What needs to be done:
Extract every line of the material that holds the string "hubs".
Start Task inputs
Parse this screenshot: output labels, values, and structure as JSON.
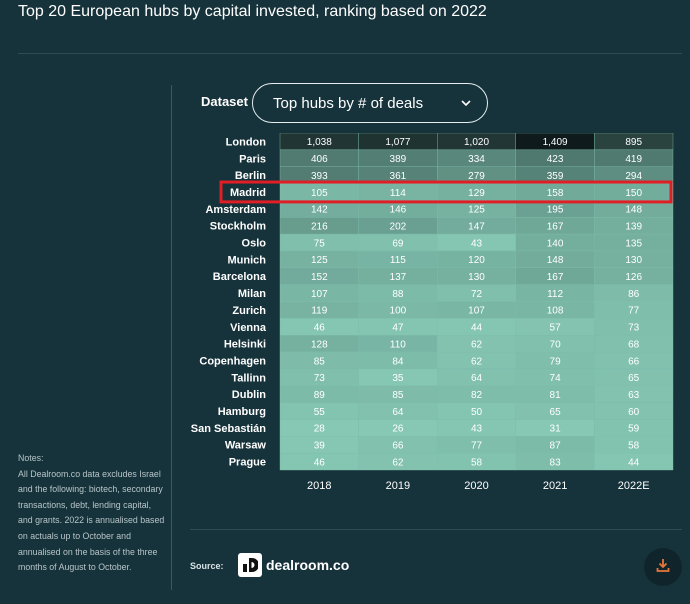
{
  "header": {
    "title": "Top 20 European hubs by capital invested, ranking based on 2022"
  },
  "controls": {
    "dataset_label": "Dataset",
    "dataset_value": "Top hubs by # of deals"
  },
  "chart_data": {
    "type": "table",
    "title": "Top 20 European hubs by capital invested, ranking based on 2022",
    "columns": [
      "2018",
      "2019",
      "2020",
      "2021",
      "2022E"
    ],
    "rows": [
      "London",
      "Paris",
      "Berlin",
      "Madrid",
      "Amsterdam",
      "Stockholm",
      "Oslo",
      "Munich",
      "Barcelona",
      "Milan",
      "Zurich",
      "Vienna",
      "Helsinki",
      "Copenhagen",
      "Tallinn",
      "Dublin",
      "Hamburg",
      "San Sebastián",
      "Warsaw",
      "Prague"
    ],
    "values": [
      [
        "1,038",
        "1,077",
        "1,020",
        "1,409",
        "895"
      ],
      [
        "406",
        "389",
        "334",
        "423",
        "419"
      ],
      [
        "393",
        "361",
        "279",
        "359",
        "294"
      ],
      [
        "105",
        "114",
        "129",
        "158",
        "150"
      ],
      [
        "142",
        "146",
        "125",
        "195",
        "148"
      ],
      [
        "216",
        "202",
        "147",
        "167",
        "139"
      ],
      [
        "75",
        "69",
        "43",
        "140",
        "135"
      ],
      [
        "125",
        "115",
        "120",
        "148",
        "130"
      ],
      [
        "152",
        "137",
        "130",
        "167",
        "126"
      ],
      [
        "107",
        "88",
        "72",
        "112",
        "86"
      ],
      [
        "119",
        "100",
        "107",
        "108",
        "77"
      ],
      [
        "46",
        "47",
        "44",
        "57",
        "73"
      ],
      [
        "128",
        "110",
        "62",
        "70",
        "68"
      ],
      [
        "85",
        "84",
        "62",
        "79",
        "66"
      ],
      [
        "73",
        "35",
        "64",
        "74",
        "65"
      ],
      [
        "89",
        "85",
        "82",
        "81",
        "63"
      ],
      [
        "55",
        "64",
        "50",
        "65",
        "60"
      ],
      [
        "28",
        "26",
        "43",
        "31",
        "59"
      ],
      [
        "39",
        "66",
        "77",
        "87",
        "58"
      ],
      [
        "46",
        "62",
        "58",
        "83",
        "44"
      ]
    ],
    "highlighted_row": "Madrid",
    "highlight_color": "#e01e26",
    "color_scale": {
      "low": "#86c8b4",
      "high": "#0e1a1b"
    }
  },
  "notes": {
    "heading": "Notes:",
    "body": "All Dealroom.co data excludes Israel and the following: biotech, secondary transactions, debt, lending capital, and grants. 2022 is annualised based on actuals up to October and annualised on the basis of the three months of August to October."
  },
  "footer": {
    "source_label": "Source:",
    "brand_name": "dealroom.co",
    "logo_glyph": "d",
    "download_icon": "download-icon"
  }
}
End Task inputs
Solution to this exercise:
    "title": "Top 20 European hubs by capital invested, ranking based on 2022"
    "dataset_value": "Top hubs by # of deals"
    "title": "Top 20 European hubs by capital invested, ranking based on 2022",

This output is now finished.